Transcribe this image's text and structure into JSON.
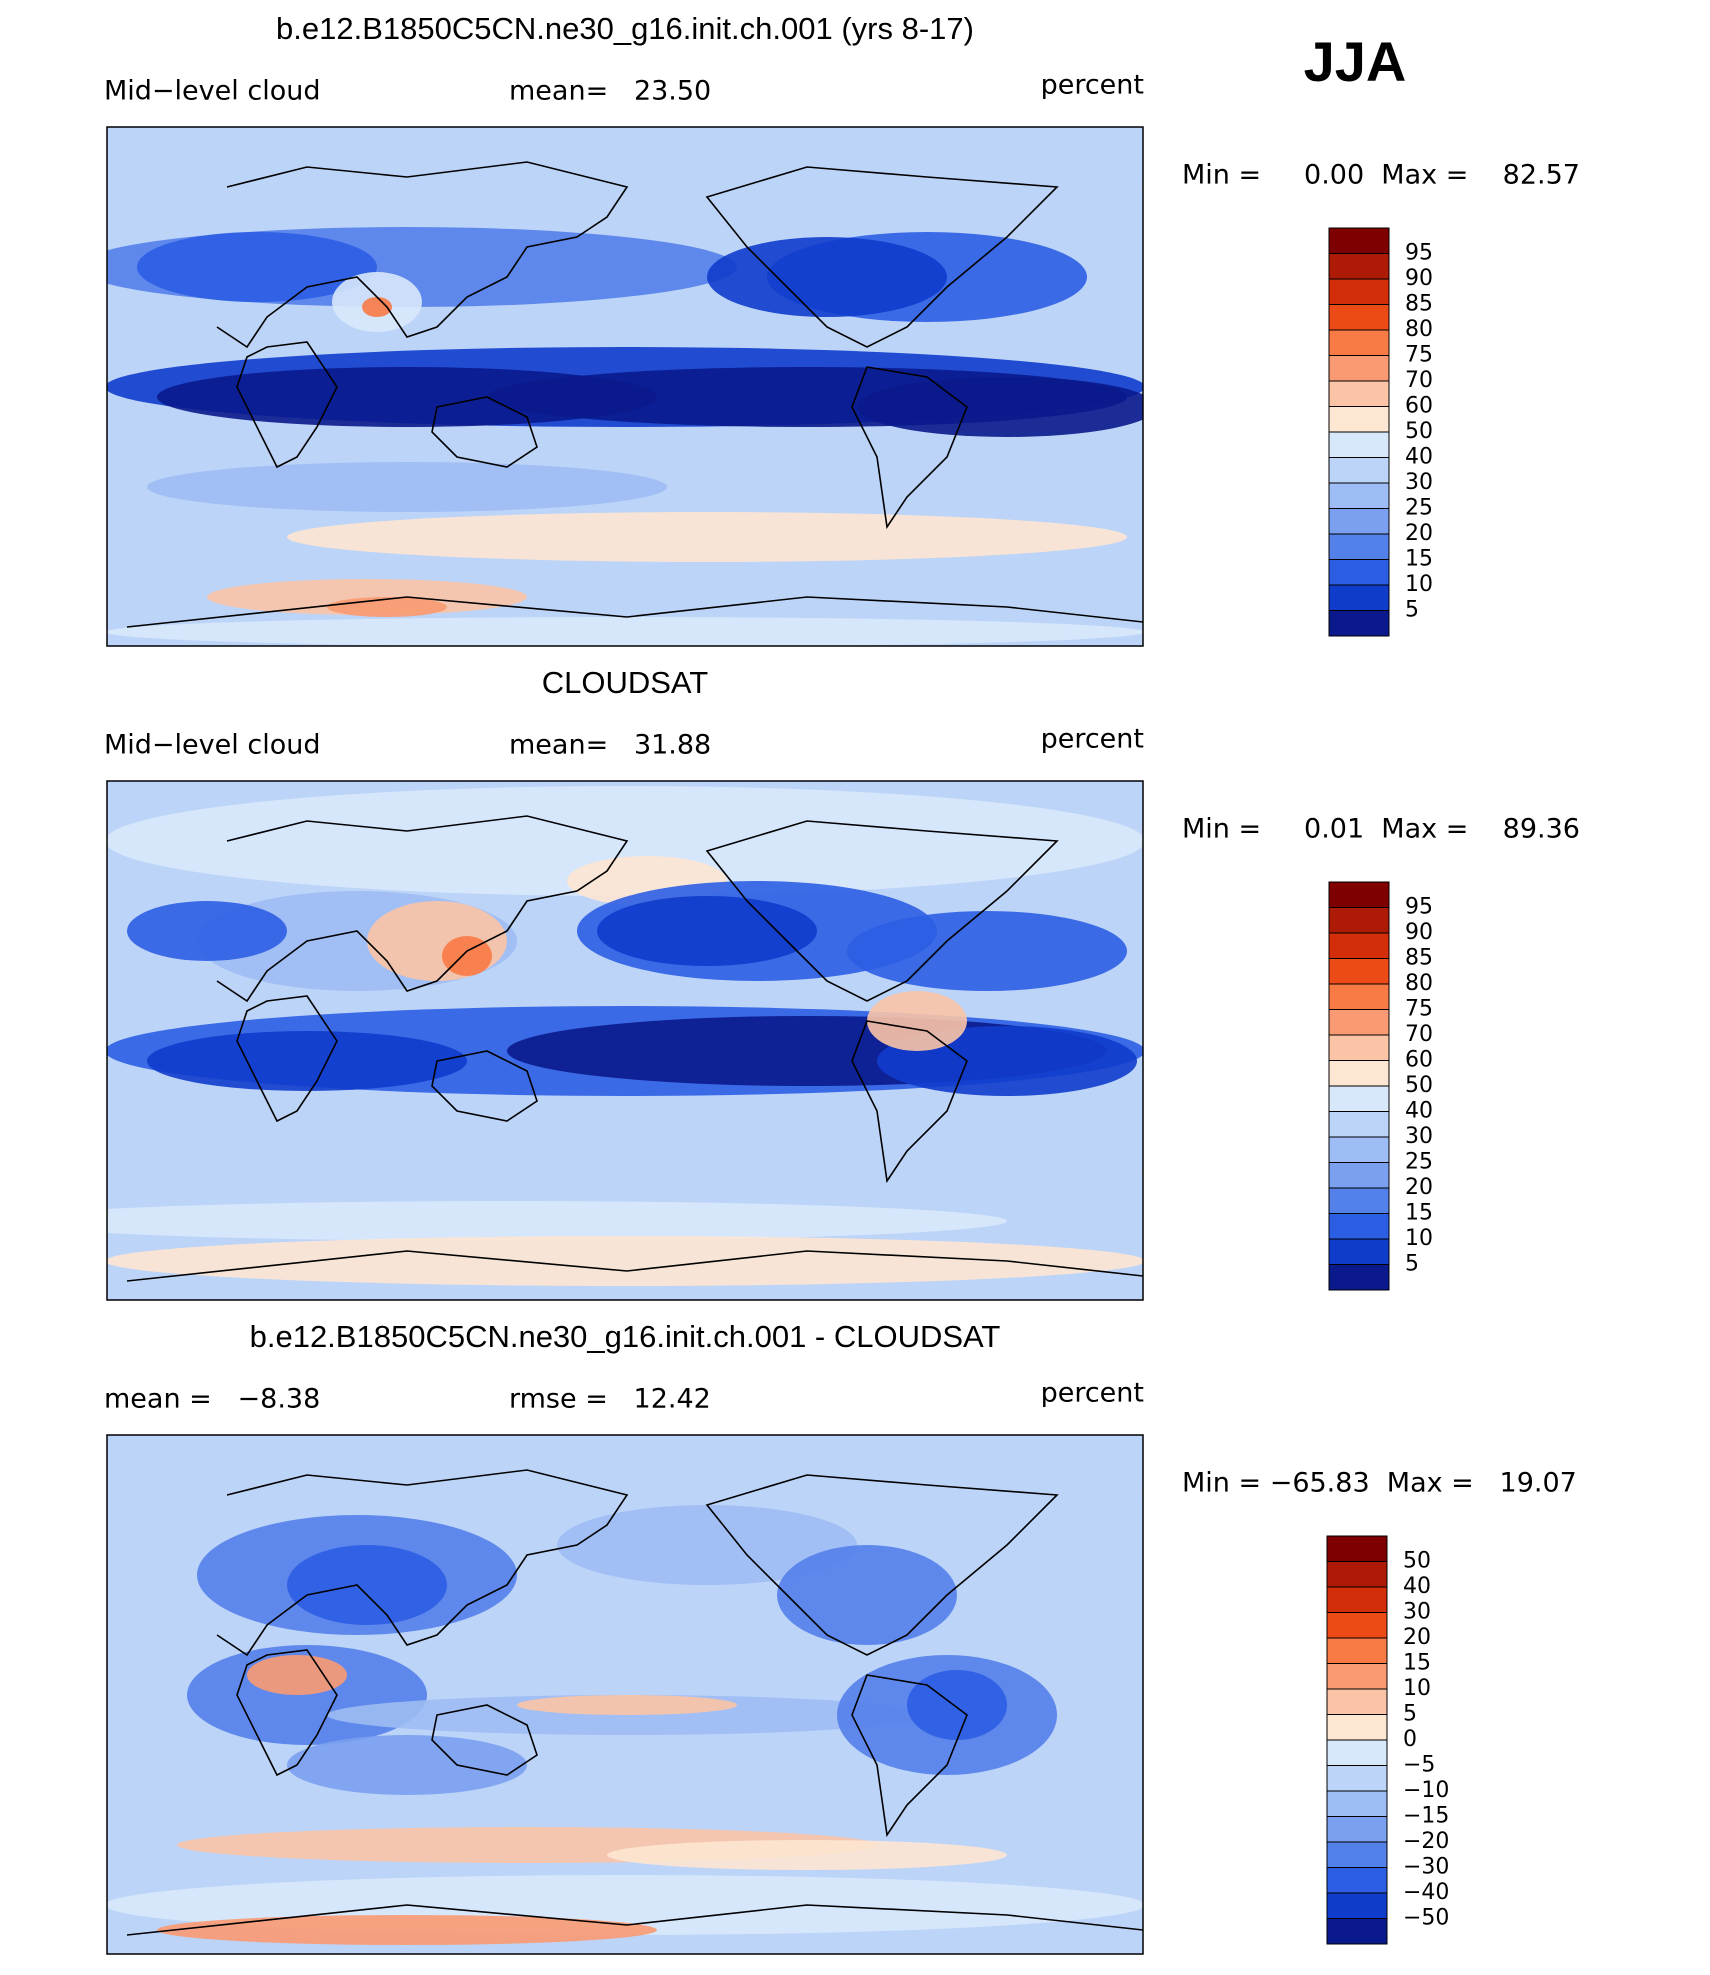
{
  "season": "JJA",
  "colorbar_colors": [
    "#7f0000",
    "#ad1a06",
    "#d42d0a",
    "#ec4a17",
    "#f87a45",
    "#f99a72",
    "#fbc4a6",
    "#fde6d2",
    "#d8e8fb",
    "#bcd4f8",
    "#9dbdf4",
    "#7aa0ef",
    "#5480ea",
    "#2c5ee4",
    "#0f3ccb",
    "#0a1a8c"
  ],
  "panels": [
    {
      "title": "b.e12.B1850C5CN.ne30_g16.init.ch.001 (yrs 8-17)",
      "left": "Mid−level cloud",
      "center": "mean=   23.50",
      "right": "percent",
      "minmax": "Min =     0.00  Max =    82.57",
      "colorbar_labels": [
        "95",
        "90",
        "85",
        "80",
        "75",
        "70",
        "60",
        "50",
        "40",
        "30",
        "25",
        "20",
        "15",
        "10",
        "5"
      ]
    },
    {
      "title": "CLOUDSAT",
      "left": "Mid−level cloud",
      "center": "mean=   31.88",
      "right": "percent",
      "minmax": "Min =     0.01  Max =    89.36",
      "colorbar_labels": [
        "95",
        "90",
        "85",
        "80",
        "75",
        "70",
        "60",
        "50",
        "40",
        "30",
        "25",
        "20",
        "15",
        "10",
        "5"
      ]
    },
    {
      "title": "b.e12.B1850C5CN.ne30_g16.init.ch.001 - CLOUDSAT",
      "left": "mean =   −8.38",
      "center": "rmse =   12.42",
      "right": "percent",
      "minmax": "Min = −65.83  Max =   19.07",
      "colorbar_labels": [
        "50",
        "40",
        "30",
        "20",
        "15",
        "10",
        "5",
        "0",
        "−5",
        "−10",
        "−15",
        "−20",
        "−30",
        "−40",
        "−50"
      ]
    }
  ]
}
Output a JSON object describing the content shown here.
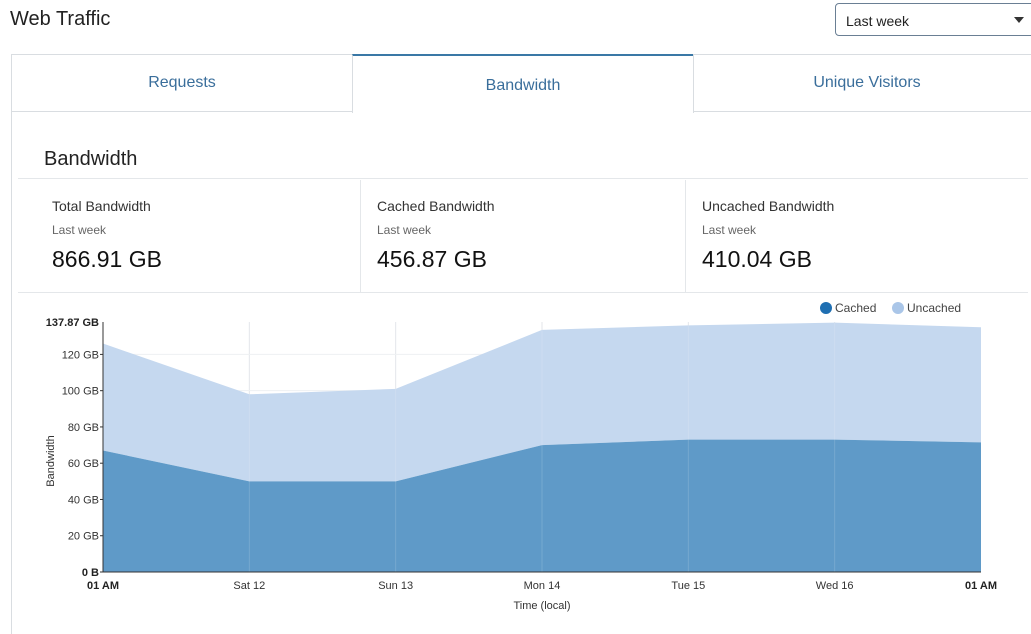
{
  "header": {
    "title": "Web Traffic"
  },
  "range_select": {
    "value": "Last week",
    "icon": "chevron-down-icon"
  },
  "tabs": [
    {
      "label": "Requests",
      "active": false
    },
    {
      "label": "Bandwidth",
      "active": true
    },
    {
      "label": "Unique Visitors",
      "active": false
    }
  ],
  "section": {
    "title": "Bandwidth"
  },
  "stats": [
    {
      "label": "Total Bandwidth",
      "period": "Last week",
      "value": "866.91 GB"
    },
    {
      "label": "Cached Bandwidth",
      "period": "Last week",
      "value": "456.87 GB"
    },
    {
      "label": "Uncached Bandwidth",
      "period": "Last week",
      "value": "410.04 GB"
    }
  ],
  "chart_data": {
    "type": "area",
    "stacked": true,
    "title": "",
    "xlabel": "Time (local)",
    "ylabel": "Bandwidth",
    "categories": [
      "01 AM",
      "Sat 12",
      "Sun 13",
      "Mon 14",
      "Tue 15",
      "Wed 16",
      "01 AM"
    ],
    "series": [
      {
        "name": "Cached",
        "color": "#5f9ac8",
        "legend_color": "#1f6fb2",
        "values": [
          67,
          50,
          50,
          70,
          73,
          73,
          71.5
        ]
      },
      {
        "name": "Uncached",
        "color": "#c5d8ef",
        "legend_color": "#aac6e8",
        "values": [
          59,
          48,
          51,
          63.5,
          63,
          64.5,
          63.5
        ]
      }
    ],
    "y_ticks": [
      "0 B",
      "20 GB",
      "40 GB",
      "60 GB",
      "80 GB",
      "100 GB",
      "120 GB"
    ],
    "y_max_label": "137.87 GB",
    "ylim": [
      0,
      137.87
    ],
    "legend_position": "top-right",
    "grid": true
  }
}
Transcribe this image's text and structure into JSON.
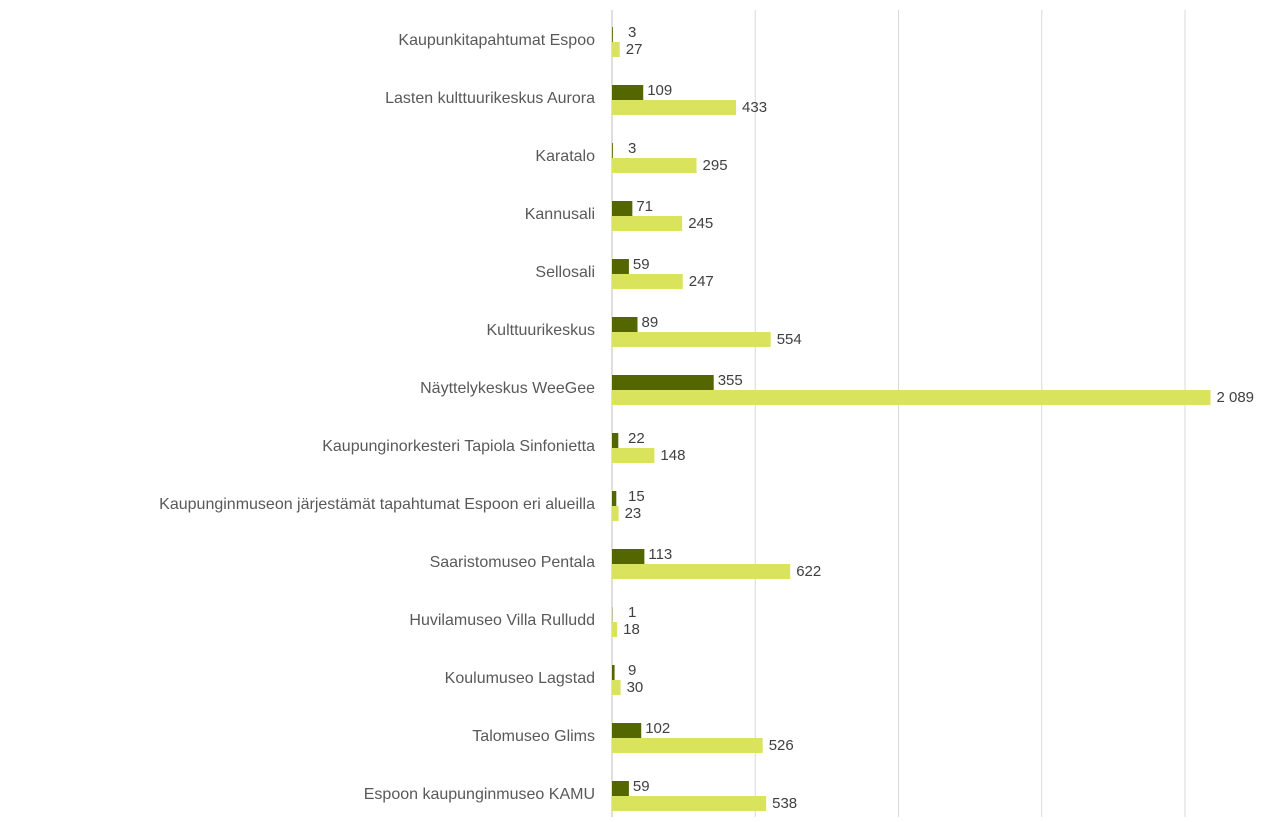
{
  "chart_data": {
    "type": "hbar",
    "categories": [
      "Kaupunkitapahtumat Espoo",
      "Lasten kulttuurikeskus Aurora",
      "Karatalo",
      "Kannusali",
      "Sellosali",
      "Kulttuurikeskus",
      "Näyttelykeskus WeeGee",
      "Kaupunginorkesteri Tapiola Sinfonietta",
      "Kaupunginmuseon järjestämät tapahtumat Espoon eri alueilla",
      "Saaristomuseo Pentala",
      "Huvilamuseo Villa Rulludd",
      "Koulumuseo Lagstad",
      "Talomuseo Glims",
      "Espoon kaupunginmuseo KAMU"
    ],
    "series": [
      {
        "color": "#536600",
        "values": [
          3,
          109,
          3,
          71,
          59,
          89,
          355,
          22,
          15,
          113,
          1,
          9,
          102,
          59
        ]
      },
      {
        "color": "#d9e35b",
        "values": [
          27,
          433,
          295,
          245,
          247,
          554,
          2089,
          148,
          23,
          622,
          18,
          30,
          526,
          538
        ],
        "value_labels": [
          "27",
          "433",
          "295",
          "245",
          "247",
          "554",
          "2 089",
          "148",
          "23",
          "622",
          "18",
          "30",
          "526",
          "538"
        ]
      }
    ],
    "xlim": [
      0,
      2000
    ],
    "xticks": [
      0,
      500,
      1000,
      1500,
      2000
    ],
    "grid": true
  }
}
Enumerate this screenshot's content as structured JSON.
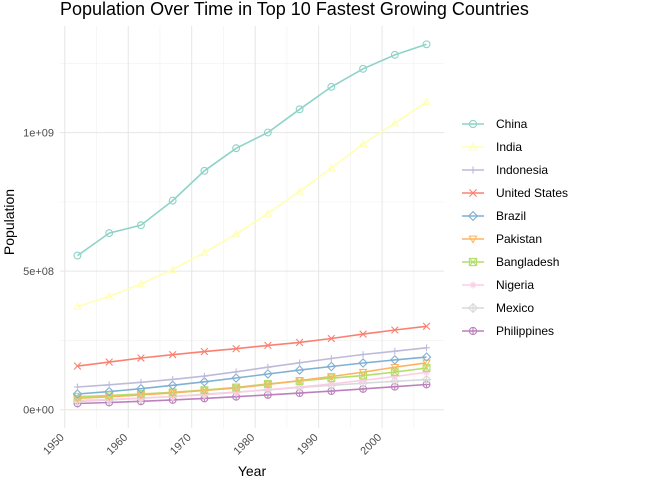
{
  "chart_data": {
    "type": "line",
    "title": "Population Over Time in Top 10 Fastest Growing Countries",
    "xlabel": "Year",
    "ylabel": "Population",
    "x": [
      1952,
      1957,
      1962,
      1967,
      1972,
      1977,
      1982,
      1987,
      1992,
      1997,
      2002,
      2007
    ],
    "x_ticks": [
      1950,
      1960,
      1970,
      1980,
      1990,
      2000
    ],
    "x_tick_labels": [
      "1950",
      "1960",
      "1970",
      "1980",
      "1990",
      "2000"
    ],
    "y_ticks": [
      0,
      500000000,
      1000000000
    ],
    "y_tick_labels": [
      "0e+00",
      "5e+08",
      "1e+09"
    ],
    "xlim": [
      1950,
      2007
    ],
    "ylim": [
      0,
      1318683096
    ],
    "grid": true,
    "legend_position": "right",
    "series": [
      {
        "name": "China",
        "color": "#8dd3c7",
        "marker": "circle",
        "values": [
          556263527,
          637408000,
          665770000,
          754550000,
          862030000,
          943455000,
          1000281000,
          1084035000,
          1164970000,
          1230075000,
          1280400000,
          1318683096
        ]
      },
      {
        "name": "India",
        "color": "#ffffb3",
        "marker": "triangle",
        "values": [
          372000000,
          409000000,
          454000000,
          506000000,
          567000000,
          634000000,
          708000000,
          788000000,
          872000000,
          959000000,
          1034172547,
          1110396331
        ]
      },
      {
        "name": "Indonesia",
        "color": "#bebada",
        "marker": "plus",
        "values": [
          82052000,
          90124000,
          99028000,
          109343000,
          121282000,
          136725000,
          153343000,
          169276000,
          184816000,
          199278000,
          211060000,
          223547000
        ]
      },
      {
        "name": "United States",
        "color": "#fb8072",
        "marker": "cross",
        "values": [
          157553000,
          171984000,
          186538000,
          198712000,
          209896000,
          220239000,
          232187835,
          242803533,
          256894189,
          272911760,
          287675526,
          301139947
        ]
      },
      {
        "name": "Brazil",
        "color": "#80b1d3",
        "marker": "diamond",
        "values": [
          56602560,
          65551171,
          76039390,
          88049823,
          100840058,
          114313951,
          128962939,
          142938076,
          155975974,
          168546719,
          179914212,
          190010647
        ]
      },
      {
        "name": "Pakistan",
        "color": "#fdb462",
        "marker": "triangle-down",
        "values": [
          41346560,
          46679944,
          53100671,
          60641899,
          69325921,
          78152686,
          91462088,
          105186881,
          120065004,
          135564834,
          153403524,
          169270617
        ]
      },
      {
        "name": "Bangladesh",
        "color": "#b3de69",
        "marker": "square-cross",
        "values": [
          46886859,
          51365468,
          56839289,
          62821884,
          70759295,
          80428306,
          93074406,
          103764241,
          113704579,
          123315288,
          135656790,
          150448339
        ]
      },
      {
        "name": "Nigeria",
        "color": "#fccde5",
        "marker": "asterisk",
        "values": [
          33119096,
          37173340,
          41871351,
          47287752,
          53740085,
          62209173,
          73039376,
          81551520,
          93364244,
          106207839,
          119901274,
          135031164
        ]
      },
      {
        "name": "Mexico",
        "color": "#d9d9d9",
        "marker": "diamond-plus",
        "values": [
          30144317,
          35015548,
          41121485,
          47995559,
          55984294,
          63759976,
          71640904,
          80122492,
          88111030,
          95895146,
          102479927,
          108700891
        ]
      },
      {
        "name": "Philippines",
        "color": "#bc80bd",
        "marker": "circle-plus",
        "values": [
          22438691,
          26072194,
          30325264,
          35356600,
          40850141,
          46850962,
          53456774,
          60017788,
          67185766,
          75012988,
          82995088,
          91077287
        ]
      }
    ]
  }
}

What you should do - Each line that has the word "center" should be copied.

Result -
      "center": "mean=   23.50",
      "center": "mean=   31.88",
      "center": "rmse =   12.42",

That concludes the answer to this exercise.